- Do this: State only the number of lines that contain the string "than".

- Exercise data:
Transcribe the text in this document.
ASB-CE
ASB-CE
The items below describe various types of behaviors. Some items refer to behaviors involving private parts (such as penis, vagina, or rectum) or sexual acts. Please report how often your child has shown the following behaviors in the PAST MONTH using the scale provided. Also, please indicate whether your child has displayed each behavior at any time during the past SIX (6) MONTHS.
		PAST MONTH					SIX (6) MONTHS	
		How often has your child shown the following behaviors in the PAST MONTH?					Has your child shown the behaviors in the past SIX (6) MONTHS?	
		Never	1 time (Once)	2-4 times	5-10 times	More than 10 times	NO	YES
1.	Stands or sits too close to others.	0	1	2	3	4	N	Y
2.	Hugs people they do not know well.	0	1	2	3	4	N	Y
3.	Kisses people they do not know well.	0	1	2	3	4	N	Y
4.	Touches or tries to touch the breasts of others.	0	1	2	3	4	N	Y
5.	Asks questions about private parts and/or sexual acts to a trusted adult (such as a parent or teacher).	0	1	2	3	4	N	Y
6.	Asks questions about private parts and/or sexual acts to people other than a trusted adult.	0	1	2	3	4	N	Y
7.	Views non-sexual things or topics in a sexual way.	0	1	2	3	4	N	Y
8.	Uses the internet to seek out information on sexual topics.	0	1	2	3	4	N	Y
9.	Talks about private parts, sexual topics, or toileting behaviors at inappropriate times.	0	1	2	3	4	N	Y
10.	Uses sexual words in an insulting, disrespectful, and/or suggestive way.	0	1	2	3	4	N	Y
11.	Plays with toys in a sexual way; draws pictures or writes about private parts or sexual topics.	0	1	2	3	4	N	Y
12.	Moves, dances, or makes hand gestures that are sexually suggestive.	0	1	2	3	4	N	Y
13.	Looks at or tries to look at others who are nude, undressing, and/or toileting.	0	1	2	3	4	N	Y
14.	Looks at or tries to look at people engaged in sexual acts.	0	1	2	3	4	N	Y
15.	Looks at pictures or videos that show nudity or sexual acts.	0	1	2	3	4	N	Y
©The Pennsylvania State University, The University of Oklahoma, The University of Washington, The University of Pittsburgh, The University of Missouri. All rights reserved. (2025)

- Task solution: 2